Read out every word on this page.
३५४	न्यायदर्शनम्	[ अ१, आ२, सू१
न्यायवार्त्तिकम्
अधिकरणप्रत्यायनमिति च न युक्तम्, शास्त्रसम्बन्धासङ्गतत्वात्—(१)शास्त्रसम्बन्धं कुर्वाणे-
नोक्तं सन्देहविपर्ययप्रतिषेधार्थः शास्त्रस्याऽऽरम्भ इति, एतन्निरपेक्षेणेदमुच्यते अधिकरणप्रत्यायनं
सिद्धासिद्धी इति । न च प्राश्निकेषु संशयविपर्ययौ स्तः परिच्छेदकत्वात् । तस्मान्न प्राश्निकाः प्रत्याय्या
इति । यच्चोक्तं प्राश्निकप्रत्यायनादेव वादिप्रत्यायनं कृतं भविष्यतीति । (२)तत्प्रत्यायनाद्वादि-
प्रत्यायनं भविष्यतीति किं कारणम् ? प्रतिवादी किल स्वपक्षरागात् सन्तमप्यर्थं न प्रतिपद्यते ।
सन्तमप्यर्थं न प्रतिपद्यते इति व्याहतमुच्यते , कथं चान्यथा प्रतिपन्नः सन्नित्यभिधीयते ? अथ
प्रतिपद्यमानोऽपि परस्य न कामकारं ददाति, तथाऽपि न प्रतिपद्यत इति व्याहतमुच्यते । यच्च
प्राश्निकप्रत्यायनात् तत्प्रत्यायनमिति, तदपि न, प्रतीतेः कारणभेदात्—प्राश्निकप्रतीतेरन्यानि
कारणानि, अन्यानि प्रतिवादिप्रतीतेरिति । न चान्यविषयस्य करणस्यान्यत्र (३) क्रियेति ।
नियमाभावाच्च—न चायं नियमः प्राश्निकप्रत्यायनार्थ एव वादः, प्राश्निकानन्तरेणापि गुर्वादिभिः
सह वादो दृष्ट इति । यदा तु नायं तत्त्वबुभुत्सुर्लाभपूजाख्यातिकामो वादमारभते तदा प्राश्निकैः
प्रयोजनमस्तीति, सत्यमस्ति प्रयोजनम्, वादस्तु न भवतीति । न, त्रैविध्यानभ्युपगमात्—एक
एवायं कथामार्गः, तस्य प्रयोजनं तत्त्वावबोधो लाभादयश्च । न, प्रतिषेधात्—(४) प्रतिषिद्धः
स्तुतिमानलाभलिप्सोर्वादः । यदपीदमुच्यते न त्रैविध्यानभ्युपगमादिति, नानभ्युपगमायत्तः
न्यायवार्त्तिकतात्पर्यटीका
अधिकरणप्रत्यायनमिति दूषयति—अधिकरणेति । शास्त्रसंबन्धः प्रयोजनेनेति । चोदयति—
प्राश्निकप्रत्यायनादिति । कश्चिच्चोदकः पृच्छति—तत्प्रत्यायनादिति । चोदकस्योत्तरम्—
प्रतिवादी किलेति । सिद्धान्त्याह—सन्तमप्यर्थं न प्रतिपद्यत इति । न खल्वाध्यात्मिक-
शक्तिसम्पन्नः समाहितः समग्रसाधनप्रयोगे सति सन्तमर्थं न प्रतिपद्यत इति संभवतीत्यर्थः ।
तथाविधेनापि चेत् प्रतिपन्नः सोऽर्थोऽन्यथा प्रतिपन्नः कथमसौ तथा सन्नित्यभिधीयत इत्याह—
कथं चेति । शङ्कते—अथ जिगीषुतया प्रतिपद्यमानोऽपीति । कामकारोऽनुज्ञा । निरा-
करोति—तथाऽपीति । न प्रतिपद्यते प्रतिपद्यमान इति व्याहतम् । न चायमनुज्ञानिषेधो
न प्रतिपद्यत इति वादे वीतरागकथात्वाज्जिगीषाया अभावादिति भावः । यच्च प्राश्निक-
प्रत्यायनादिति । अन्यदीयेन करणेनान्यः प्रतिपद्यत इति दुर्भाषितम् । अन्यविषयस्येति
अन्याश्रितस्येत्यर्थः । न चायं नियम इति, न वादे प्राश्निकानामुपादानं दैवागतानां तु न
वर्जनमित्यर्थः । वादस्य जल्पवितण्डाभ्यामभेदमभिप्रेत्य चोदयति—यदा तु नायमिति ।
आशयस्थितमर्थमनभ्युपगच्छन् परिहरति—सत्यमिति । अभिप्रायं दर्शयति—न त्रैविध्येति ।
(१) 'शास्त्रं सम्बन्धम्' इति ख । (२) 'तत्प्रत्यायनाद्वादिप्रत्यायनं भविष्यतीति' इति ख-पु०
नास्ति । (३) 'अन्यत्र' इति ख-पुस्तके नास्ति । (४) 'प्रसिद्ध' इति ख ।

#####

Stated exercise :: Pick out the lines above that hold the string "करणप" and show them.

Output below ::
अधिकरणप्रत्यायनमिति च न युक्तम्, शास्त्रसम्बन्धासङ्गतत्वात्—(१)शास्त्रसम्बन्धं कुर्वाणे-
नोक्तं सन्देहविपर्ययप्रतिषेधार्थः शास्त्रस्याऽऽरम्भ इति, एतन्निरपेक्षेणेदमुच्यते अधिकरणप्रत्यायनं
अधिकरणप्रत्यायनमिति दूषयति—अधिकरणेति । शास्त्रसंबन्धः प्रयोजनेनेति । चोदयति—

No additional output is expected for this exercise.